**WORK TO DO**
In the entries that follow, how many lines contain the word "Государственная"? Answer with the number only.

**RECORDS SUPPLIED**
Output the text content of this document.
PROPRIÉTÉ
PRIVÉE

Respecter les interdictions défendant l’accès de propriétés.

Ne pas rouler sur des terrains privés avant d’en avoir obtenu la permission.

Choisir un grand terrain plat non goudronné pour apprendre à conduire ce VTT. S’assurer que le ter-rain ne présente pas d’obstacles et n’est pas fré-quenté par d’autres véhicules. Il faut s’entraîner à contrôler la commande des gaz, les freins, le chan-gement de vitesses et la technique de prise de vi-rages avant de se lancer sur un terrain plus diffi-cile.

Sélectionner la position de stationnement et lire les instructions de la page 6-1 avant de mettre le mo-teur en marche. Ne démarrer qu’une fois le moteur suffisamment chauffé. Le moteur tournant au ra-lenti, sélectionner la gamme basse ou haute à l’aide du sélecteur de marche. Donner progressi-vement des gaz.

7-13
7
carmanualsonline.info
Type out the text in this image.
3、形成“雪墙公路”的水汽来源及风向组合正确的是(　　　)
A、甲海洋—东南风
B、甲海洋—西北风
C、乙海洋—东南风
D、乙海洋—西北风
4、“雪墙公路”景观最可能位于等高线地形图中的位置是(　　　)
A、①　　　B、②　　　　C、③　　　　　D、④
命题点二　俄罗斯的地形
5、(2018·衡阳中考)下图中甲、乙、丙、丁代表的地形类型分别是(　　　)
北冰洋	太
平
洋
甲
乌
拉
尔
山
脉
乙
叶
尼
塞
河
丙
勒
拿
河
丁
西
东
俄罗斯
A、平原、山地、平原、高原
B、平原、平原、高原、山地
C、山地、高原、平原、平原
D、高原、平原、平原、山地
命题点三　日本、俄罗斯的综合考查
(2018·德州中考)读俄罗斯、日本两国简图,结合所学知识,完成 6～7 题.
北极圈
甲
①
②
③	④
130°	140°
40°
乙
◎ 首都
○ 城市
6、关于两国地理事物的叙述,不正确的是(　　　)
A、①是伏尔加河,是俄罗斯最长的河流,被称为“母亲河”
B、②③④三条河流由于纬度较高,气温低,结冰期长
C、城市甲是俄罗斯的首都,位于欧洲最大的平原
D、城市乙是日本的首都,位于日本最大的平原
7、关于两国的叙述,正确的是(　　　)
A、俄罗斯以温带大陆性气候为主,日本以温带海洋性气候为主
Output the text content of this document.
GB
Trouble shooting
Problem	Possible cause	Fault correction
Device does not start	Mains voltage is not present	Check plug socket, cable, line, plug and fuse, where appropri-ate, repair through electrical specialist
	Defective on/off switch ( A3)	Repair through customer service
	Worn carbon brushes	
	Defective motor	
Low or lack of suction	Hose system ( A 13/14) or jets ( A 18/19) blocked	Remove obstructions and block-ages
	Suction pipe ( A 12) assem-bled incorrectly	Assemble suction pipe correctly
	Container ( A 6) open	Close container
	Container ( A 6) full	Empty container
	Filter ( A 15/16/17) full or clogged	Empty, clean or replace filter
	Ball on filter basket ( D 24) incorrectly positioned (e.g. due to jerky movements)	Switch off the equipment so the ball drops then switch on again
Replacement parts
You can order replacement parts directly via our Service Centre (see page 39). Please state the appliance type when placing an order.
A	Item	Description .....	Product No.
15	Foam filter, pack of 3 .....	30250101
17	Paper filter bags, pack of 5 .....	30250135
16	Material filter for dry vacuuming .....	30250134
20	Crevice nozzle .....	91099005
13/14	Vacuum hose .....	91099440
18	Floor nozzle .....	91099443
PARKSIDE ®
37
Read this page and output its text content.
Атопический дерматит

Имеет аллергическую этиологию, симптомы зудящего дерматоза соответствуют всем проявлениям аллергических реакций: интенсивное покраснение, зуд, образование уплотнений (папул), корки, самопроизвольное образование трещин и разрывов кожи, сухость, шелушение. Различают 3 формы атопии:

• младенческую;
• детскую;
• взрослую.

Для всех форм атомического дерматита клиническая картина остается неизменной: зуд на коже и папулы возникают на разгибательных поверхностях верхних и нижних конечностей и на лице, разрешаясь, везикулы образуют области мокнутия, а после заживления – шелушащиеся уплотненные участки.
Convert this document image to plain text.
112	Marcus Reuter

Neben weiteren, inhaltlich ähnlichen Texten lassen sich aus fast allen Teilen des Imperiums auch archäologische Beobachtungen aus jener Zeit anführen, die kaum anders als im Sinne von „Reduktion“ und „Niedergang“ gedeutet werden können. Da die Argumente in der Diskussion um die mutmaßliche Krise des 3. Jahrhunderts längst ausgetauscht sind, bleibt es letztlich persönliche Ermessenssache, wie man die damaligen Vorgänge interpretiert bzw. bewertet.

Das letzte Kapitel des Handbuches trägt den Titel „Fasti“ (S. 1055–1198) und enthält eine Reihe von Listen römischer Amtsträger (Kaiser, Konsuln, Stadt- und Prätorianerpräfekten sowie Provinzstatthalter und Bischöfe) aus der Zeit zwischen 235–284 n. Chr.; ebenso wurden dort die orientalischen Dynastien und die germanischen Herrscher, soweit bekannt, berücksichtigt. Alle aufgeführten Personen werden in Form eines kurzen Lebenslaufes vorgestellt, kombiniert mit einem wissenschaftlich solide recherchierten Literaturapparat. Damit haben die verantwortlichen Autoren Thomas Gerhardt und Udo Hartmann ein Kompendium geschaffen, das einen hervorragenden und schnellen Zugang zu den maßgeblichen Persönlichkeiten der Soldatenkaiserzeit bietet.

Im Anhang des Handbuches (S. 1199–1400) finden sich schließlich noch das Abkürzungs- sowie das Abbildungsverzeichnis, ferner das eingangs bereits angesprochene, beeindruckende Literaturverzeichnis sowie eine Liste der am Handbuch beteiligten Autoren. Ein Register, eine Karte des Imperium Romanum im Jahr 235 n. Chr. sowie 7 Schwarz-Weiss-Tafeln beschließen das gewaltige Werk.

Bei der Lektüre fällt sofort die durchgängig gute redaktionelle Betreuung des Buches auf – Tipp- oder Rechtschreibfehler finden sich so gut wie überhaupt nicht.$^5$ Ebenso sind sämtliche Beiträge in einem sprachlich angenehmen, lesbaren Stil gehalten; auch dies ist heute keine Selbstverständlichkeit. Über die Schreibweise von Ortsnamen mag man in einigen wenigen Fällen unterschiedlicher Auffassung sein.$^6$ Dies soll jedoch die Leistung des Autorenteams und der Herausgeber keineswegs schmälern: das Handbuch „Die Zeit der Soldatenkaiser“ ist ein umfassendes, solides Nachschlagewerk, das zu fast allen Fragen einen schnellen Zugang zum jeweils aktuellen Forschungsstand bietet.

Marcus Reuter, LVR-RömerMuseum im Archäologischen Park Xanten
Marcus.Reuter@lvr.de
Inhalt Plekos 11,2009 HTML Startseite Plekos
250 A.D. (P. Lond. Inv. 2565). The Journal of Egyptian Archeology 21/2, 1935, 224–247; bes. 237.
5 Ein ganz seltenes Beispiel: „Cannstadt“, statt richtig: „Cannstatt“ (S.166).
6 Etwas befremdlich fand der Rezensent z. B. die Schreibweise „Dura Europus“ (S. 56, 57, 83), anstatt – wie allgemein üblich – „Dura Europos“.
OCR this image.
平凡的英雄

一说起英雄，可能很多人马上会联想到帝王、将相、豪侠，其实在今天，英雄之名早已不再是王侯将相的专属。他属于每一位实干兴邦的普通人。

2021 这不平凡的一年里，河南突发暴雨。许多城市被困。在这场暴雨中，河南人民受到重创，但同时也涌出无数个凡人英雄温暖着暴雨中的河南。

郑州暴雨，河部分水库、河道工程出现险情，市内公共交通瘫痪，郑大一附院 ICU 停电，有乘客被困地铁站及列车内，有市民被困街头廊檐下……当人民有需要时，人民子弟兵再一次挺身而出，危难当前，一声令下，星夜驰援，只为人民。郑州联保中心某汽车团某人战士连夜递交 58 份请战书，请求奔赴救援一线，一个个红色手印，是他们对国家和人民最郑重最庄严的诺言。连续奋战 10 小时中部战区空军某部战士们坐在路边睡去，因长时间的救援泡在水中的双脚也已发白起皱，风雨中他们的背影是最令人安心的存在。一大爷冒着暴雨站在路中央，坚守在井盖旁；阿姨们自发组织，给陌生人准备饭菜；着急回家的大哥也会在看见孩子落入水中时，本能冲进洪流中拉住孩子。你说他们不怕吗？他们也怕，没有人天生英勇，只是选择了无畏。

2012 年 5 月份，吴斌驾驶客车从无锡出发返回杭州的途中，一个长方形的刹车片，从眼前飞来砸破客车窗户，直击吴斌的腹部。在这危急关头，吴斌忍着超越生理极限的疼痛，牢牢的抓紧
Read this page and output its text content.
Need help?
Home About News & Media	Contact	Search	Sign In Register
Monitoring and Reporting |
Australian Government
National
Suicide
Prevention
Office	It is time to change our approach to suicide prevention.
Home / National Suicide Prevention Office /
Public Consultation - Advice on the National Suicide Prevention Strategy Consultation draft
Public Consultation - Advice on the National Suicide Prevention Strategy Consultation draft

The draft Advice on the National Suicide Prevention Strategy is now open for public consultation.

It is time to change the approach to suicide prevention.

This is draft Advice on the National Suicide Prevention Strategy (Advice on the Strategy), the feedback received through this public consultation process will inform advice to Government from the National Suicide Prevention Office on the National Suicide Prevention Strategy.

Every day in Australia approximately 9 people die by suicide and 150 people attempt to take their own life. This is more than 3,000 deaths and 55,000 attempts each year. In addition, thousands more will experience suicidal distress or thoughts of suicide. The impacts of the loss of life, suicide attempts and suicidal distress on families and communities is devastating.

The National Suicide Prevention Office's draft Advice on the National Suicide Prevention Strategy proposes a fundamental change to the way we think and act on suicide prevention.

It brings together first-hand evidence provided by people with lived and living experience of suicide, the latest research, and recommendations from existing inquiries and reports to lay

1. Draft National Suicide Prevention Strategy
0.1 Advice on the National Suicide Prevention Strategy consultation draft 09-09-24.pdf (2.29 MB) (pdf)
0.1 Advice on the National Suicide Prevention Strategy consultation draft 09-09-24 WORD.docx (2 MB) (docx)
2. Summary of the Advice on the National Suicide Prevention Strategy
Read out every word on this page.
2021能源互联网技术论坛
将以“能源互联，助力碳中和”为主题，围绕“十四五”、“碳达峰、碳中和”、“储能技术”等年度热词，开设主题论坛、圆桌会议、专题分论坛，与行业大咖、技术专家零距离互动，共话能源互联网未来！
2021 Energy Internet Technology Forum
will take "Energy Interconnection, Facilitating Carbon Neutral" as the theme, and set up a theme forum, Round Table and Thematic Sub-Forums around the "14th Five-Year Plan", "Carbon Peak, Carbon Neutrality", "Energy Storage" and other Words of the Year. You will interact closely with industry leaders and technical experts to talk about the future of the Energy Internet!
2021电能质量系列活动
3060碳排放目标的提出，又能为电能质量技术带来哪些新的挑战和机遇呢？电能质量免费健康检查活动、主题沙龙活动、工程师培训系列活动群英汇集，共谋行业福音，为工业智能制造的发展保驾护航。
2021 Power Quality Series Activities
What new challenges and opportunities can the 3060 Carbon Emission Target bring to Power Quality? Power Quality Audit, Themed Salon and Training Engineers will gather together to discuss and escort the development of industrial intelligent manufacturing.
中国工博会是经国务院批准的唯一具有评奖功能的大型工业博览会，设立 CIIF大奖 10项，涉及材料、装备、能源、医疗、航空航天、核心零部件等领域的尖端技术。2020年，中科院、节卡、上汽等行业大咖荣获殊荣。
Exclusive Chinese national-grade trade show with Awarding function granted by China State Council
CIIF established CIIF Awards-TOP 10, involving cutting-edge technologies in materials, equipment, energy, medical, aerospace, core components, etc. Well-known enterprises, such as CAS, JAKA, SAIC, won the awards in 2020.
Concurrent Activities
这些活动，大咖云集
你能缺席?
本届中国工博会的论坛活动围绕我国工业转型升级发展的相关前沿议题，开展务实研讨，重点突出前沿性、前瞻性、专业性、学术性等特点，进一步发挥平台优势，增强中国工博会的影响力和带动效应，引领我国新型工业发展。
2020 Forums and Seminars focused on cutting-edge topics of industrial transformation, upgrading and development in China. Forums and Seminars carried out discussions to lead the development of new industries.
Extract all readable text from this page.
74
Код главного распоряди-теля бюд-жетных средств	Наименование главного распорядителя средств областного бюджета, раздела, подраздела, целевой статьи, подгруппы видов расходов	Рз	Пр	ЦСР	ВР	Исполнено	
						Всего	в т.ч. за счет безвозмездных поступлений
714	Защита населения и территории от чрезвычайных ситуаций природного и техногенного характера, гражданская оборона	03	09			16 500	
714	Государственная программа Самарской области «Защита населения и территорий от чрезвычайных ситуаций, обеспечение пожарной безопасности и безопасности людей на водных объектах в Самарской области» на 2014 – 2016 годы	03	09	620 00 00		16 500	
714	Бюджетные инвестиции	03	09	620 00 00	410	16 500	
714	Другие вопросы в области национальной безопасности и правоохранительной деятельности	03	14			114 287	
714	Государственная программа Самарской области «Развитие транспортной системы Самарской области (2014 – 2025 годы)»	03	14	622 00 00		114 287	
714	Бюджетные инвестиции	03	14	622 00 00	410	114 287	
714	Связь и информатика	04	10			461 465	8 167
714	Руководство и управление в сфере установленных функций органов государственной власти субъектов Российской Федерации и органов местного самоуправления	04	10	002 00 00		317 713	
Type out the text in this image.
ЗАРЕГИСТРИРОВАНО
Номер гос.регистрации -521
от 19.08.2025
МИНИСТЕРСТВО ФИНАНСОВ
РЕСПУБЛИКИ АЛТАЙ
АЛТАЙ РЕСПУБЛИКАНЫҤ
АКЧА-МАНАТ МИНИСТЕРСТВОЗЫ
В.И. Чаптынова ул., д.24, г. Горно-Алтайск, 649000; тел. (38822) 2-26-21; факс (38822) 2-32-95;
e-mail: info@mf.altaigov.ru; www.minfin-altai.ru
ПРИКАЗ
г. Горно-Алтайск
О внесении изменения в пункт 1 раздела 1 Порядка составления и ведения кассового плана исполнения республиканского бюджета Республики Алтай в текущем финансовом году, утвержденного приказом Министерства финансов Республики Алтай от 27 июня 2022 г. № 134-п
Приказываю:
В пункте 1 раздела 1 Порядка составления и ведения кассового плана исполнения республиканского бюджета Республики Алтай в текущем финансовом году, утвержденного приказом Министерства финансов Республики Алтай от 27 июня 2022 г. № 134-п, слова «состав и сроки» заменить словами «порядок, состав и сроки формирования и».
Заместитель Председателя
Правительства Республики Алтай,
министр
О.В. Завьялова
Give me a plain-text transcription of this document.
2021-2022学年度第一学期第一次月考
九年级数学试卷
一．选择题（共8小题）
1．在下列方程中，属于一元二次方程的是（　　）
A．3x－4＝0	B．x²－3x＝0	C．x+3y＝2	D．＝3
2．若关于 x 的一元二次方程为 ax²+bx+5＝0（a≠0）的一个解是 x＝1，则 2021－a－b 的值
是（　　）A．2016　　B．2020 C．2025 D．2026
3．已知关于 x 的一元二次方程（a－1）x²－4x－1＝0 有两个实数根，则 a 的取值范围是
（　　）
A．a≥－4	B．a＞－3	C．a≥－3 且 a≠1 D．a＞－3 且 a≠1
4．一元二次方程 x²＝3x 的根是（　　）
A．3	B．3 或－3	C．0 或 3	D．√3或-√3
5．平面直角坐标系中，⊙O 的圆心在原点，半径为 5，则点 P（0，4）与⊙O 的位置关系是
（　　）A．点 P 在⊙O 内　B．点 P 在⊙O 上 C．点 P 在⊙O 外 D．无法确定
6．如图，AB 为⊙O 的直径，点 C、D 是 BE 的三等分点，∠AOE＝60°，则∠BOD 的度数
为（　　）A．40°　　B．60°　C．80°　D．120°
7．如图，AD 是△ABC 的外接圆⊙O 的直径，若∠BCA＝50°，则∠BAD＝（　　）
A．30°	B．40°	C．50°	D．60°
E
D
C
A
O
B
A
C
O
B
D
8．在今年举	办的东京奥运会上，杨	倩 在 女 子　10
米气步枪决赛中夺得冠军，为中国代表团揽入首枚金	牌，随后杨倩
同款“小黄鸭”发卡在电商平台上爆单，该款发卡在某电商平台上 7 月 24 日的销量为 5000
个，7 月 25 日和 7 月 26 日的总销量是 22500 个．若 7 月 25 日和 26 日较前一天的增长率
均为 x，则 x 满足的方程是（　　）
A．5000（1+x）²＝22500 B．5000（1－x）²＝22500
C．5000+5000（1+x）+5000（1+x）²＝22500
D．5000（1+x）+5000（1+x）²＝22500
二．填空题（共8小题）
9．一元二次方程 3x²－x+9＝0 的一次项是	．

**WRITTEN SOLUTION**
2